→ What you are asked to do
Write each line out again exactly as written.

***** Data shown *****

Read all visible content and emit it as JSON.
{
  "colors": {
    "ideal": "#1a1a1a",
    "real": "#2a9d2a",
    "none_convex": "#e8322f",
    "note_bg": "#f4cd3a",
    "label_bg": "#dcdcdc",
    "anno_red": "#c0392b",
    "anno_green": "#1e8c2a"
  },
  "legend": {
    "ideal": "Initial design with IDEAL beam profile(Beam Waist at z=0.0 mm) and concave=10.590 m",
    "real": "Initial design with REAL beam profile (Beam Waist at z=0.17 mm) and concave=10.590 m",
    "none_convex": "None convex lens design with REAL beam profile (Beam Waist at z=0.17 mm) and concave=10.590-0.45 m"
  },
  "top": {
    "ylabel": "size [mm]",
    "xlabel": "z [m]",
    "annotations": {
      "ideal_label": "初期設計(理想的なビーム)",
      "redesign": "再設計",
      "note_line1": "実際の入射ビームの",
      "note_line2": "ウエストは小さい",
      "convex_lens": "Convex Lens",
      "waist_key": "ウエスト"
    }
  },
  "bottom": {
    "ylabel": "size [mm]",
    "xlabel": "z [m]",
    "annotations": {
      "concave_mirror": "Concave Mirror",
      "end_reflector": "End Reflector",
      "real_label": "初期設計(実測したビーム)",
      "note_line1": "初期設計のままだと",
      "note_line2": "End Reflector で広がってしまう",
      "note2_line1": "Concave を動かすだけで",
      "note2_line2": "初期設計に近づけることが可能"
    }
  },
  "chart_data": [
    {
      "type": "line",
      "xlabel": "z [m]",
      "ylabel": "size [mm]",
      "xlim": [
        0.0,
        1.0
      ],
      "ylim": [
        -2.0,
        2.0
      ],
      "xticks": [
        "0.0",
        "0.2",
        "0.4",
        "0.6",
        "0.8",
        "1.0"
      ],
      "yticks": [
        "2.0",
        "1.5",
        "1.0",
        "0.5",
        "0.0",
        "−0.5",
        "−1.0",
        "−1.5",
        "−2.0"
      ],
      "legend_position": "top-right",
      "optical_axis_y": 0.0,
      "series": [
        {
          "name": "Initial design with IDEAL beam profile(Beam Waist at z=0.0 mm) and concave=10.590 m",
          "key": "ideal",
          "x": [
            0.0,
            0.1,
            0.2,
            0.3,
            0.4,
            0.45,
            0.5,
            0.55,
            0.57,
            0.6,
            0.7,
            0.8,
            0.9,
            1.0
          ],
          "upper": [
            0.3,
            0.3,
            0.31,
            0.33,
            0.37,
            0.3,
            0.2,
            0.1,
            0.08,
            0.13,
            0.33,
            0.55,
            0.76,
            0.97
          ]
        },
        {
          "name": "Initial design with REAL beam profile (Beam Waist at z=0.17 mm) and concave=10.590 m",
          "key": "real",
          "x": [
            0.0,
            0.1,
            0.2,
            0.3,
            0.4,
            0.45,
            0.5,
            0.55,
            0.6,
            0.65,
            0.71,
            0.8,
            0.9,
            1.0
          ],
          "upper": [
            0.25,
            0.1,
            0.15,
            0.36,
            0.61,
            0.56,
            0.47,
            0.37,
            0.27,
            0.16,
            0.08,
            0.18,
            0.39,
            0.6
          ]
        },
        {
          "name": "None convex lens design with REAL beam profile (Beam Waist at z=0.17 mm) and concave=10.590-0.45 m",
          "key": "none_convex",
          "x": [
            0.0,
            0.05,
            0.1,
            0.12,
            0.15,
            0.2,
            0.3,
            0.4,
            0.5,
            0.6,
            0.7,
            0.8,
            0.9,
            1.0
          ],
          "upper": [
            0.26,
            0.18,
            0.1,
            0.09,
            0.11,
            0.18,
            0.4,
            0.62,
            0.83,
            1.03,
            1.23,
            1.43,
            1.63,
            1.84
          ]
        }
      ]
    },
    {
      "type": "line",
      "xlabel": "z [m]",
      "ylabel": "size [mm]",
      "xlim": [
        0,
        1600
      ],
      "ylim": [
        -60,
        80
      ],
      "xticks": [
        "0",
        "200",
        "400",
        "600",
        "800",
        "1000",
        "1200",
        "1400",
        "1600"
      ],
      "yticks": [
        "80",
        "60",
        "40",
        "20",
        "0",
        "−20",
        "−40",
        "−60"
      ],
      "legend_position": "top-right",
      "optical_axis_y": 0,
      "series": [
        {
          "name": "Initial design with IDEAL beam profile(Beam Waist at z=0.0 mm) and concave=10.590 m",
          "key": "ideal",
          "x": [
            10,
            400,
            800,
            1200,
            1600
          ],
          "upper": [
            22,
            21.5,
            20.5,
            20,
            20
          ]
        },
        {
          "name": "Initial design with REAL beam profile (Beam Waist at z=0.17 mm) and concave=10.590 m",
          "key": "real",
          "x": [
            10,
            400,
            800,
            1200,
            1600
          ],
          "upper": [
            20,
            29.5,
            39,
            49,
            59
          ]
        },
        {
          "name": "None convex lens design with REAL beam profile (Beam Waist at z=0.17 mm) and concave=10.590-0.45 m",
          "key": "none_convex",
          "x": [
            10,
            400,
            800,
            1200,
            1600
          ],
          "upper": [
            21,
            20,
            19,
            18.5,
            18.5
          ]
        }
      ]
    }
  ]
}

*****

→ Reply
Read all visible content and emit it as JSON.
{
  "colors": {
    "ideal": "#1a1a1a",
    "real": "#2a9d2a",
    "none_convex": "#e8322f",
    "note_bg": "#f4cd3a",
    "label_bg": "#dcdcdc",
    "anno_red": "#c0392b",
    "anno_green": "#1e8c2a"
  },
  "legend": {
    "ideal": "Initial design with IDEAL beam profile(Beam Waist at z=0.0 mm) and concave=10.590 m",
    "real": "Initial design with REAL beam profile (Beam Waist at z=0.17 mm) and concave=10.590 m",
    "none_convex": "None convex lens design with REAL beam profile (Beam Waist at z=0.17 mm) and concave=10.590-0.45 m"
  },
  "top": {
    "ylabel": "size [mm]",
    "xlabel": "z [m]",
    "annotations": {
      "ideal_label": "初期設計(理想的なビーム)",
      "redesign": "再設計",
      "note_line1": "実際の入射ビームの",
      "note_line2": "ウエストは小さい",
      "convex_lens": "Convex Lens",
      "waist_key": "ウエスト"
    }
  },
  "bottom": {
    "ylabel": "size [mm]",
    "xlabel": "z [m]",
    "annotations": {
      "concave_mirror": "Concave Mirror",
      "end_reflector": "End Reflector",
      "real_label": "初期設計(実測したビーム)",
      "note_line1": "初期設計のままだと",
      "note_line2": "End Reflector で広がってしまう",
      "note2_line1": "Concave を動かすだけで",
      "note2_line2": "初期設計に近づけることが可能"
    }
  },
  "chart_data": [
    {
      "type": "line",
      "xlabel": "z [m]",
      "ylabel": "size [mm]",
      "xlim": [
        0.0,
        1.0
      ],
      "ylim": [
        -2.0,
        2.0
      ],
      "xticks": [
        "0.0",
        "0.2",
        "0.4",
        "0.6",
        "0.8",
        "1.0"
      ],
      "yticks": [
        "2.0",
        "1.5",
        "1.0",
        "0.5",
        "0.0",
        "−0.5",
        "−1.0",
        "−1.5",
        "−2.0"
      ],
      "legend_position": "top-right",
      "optical_axis_y": 0.0,
      "series": [
        {
          "name": "Initial design with IDEAL beam profile(Beam Waist at z=0.0 mm) and concave=10.590 m",
          "key": "ideal",
          "x": [
            0.0,
            0.1,
            0.2,
            0.3,
            0.4,
            0.45,
            0.5,
            0.55,
            0.57,
            0.6,
            0.7,
            0.8,
            0.9,
            1.0
          ],
          "upper": [
            0.3,
            0.3,
            0.31,
            0.33,
            0.37,
            0.3,
            0.2,
            0.1,
            0.08,
            0.13,
            0.33,
            0.55,
            0.76,
            0.97
          ]
        },
        {
          "name": "Initial design with REAL beam profile (Beam Waist at z=0.17 mm) and concave=10.590 m",
          "key": "real",
          "x": [
            0.0,
            0.1,
            0.2,
            0.3,
            0.4,
            0.45,
            0.5,
            0.55,
            0.6,
            0.65,
            0.71,
            0.8,
            0.9,
            1.0
          ],
          "upper": [
            0.25,
            0.1,
            0.15,
            0.36,
            0.61,
            0.56,
            0.47,
            0.37,
            0.27,
            0.16,
            0.08,
            0.18,
            0.39,
            0.6
          ]
        },
        {
          "name": "None convex lens design with REAL beam profile (Beam Waist at z=0.17 mm) and concave=10.590-0.45 m",
          "key": "none_convex",
          "x": [
            0.0,
            0.05,
            0.1,
            0.12,
            0.15,
            0.2,
            0.3,
            0.4,
            0.5,
            0.6,
            0.7,
            0.8,
            0.9,
            1.0
          ],
          "upper": [
            0.26,
            0.18,
            0.1,
            0.09,
            0.11,
            0.18,
            0.4,
            0.62,
            0.83,
            1.03,
            1.23,
            1.43,
            1.63,
            1.84
          ]
        }
      ]
    },
    {
      "type": "line",
      "xlabel": "z [m]",
      "ylabel": "size [mm]",
      "xlim": [
        0,
        1600
      ],
      "ylim": [
        -60,
        80
      ],
      "xticks": [
        "0",
        "200",
        "400",
        "600",
        "800",
        "1000",
        "1200",
        "1400",
        "1600"
      ],
      "yticks": [
        "80",
        "60",
        "40",
        "20",
        "0",
        "−20",
        "−40",
        "−60"
      ],
      "legend_position": "top-right",
      "optical_axis_y": 0,
      "series": [
        {
          "name": "Initial design with IDEAL beam profile(Beam Waist at z=0.0 mm) and concave=10.590 m",
          "key": "ideal",
          "x": [
            10,
            400,
            800,
            1200,
            1600
          ],
          "upper": [
            22,
            21.5,
            20.5,
            20,
            20
          ]
        },
        {
          "name": "Initial design with REAL beam profile (Beam Waist at z=0.17 mm) and concave=10.590 m",
          "key": "real",
          "x": [
            10,
            400,
            800,
            1200,
            1600
          ],
          "upper": [
            20,
            29.5,
            39,
            49,
            59
          ]
        },
        {
          "name": "None convex lens design with REAL beam profile (Beam Waist at z=0.17 mm) and concave=10.590-0.45 m",
          "key": "none_convex",
          "x": [
            10,
            400,
            800,
            1200,
            1600
          ],
          "upper": [
            21,
            20,
            19,
            18.5,
            18.5
          ]
        }
      ]
    }
  ]
}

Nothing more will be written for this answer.